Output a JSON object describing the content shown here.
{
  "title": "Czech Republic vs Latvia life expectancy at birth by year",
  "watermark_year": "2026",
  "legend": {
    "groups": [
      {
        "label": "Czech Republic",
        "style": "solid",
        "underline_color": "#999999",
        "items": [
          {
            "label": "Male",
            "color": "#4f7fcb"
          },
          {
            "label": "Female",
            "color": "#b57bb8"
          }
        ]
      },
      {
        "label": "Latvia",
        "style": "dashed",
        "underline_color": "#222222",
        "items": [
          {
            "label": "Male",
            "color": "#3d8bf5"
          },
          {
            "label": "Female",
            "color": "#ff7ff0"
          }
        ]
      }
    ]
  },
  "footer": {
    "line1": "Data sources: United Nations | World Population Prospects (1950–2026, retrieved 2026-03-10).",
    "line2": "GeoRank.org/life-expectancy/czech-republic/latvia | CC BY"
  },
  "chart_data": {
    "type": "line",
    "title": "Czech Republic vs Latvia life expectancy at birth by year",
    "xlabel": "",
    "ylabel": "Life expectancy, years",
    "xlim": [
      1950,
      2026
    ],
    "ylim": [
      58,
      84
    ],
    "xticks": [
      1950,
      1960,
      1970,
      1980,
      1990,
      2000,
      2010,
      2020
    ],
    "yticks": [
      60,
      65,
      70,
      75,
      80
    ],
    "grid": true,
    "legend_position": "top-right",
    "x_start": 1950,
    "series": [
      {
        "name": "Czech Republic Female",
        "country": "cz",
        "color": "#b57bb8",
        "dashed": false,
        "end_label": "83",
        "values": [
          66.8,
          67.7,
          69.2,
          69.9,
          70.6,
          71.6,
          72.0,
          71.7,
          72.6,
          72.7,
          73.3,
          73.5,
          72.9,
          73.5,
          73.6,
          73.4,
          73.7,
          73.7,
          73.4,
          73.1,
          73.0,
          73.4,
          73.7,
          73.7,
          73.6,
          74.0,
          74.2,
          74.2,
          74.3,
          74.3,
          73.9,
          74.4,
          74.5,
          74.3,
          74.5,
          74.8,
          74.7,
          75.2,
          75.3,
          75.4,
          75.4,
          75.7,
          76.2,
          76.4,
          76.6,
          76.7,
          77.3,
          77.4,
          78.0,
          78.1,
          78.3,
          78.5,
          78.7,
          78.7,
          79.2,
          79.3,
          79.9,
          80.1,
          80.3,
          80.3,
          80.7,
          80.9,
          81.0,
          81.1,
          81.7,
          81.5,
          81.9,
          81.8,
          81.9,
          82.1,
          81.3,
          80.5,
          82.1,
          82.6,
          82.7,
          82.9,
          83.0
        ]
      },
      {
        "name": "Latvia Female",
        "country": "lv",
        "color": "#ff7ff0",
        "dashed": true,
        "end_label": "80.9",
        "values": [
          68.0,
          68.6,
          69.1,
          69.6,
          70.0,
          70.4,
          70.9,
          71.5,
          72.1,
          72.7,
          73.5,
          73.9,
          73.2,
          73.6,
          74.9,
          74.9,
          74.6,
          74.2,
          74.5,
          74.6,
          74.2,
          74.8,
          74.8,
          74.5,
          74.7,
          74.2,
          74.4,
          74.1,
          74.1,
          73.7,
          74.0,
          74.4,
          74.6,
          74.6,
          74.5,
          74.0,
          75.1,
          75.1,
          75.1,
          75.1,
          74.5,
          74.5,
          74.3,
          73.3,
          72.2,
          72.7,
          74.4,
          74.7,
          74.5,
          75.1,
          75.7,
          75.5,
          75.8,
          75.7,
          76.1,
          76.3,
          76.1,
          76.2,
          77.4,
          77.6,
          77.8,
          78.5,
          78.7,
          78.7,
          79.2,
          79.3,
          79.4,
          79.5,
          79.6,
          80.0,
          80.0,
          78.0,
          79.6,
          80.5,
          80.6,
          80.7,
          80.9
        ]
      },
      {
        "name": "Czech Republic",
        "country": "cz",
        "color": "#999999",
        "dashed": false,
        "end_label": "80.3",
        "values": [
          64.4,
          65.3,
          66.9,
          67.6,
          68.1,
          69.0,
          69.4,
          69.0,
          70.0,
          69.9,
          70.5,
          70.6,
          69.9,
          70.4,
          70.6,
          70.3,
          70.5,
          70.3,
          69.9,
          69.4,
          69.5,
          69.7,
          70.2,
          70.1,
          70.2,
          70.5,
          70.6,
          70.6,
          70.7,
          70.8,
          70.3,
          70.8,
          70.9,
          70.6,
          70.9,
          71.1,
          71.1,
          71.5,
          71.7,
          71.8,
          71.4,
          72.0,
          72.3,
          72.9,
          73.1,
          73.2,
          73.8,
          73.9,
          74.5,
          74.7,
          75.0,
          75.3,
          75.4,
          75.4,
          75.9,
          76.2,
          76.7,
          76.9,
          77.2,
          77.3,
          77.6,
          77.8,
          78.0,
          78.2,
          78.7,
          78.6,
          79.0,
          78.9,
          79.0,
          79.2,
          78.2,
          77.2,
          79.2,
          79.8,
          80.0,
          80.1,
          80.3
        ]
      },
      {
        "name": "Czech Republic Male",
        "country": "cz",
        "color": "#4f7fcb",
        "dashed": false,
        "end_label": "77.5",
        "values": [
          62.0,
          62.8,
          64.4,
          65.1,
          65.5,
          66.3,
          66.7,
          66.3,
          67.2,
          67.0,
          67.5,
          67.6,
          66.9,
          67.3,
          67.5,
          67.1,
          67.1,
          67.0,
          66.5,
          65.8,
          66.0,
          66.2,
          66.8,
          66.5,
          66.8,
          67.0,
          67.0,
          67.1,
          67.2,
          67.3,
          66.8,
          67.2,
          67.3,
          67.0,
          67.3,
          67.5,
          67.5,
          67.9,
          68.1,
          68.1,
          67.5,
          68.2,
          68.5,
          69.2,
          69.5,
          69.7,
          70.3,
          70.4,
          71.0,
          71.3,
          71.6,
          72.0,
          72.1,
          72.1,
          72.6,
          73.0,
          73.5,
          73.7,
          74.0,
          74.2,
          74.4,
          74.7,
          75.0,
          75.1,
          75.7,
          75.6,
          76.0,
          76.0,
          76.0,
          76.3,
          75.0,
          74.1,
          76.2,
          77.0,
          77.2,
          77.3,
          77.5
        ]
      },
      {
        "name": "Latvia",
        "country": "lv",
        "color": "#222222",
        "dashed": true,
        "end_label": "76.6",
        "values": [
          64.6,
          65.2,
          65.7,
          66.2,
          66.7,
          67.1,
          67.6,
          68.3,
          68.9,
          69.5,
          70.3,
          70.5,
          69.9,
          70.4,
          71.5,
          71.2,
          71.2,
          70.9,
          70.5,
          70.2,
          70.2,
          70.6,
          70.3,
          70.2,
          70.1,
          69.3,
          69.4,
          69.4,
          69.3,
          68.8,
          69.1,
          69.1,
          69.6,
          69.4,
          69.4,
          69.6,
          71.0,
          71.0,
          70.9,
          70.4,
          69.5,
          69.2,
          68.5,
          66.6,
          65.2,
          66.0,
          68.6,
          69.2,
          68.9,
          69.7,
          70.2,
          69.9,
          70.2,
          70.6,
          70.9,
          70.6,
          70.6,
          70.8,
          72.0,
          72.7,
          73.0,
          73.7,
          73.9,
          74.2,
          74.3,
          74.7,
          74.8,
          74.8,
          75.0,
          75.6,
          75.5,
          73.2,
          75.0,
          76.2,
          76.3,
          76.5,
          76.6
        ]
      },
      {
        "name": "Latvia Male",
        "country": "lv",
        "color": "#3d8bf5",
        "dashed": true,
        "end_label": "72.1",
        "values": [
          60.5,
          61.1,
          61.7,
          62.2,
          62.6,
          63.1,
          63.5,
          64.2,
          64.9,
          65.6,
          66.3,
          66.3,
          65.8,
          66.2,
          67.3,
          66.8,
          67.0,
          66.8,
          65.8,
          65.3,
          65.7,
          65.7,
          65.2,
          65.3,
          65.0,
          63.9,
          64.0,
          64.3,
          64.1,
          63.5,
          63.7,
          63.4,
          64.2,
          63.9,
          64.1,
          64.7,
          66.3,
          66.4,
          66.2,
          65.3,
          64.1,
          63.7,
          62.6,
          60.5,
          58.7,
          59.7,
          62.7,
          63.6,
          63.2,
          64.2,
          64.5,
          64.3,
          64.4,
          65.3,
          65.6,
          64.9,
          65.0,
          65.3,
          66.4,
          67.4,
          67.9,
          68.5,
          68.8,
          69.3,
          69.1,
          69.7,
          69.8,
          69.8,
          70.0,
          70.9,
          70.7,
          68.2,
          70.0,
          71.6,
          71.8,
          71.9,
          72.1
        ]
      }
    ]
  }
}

TASK DETAILS
Of the lines in the entries above, how many include "expectancy"? Only the number should be given.

RESPONSE FOR THIS EXERCISE
4